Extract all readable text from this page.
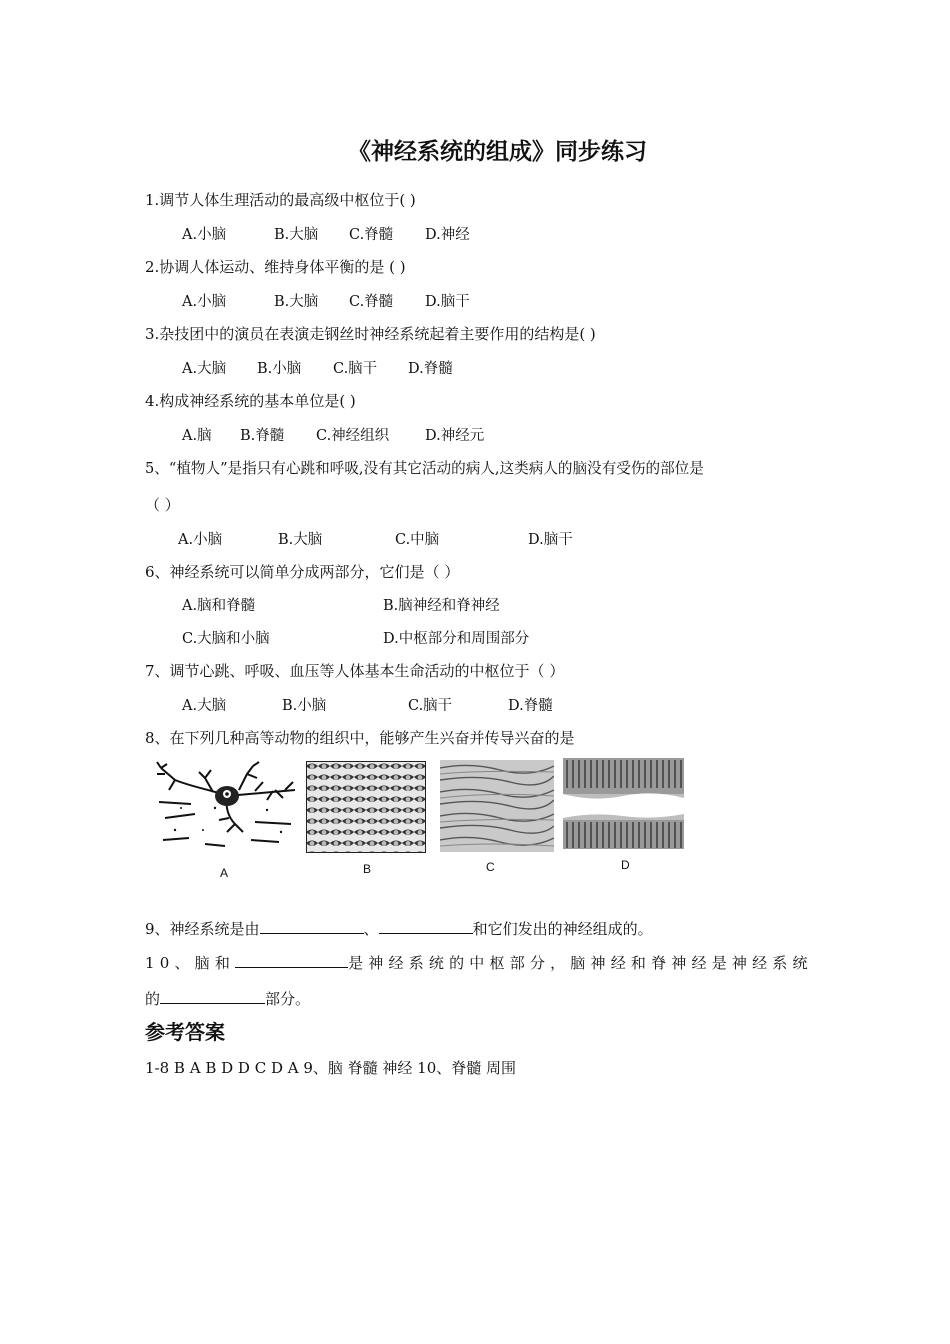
《神经系统的组成》同步练习
1.调节人体生理活动的最高级中枢位于( )
A.小脑	B.大脑 C.脊髓 D.神经
2.协调人体运动、维持身体平衡的是 ( )
A.小脑	B.大脑 C.脊髓 D.脑干
3.杂技团中的演员在表演走钢丝时神经系统起着主要作用的结构是( )
A.大脑 B.小脑 C.脑干 D.脊髓
4.构成神经系统的基本单位是( )
A.脑 B.脊髓 C.神经组织 D.神经元
5、“植物人”是指只有心跳和呼吸,没有其它活动的病人,这类病人的脑没有受伤的部位是
（ ）
A.小脑	B.大脑	C.中脑	D.脑干
6、神经系统可以简单分成两部分，它们是（ ）
A.脑和脊髓	B.脑神经和脊神经
C.大脑和小脑	D.中枢部分和周围部分
7、调节心跳、呼吸、血压等人体基本生命活动的中枢位于（ ）
A.大脑	B.小脑	C.脑干	D.脊髓
8、在下列几种高等动物的组织中，能够产生兴奋并传导兴奋的是
A	B	C	D
9、神经系统是由	、	和它们发出的神经组成的。
10、脑和	是神经系统的中枢部分，脑神经和脊神经是神经系统
的	部分。
参考答案
1-8 B A B D D C D A 9、脑 脊髓 神经 10、脊髓 周围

-*-

Word for word, quote the lines above. Omit the pictures.

Problem solution.
Extract all readable text from this page.
《神经系统的组成》同步练习
1.调节人体生理活动的最高级中枢位于( )
A.小脑	B.大脑 C.脊髓 D.神经
2.协调人体运动、维持身体平衡的是 ( )
A.小脑	B.大脑 C.脊髓 D.脑干
3.杂技团中的演员在表演走钢丝时神经系统起着主要作用的结构是( )
A.大脑 B.小脑 C.脑干 D.脊髓
4.构成神经系统的基本单位是( )
A.脑 B.脊髓 C.神经组织 D.神经元
5、“植物人”是指只有心跳和呼吸,没有其它活动的病人,这类病人的脑没有受伤的部位是
（ ）
A.小脑	B.大脑	C.中脑	D.脑干
6、神经系统可以简单分成两部分，它们是（ ）
A.脑和脊髓	B.脑神经和脊神经
C.大脑和小脑	D.中枢部分和周围部分
7、调节心跳、呼吸、血压等人体基本生命活动的中枢位于（ ）
A.大脑	B.小脑	C.脑干	D.脊髓
8、在下列几种高等动物的组织中，能够产生兴奋并传导兴奋的是
A	B	C	D
9、神经系统是由	、	和它们发出的神经组成的。
10、脑和	是神经系统的中枢部分，脑神经和脊神经是神经系统
的	部分。
参考答案
1-8 B A B D D C D A 9、脑 脊髓 神经 10、脊髓 周围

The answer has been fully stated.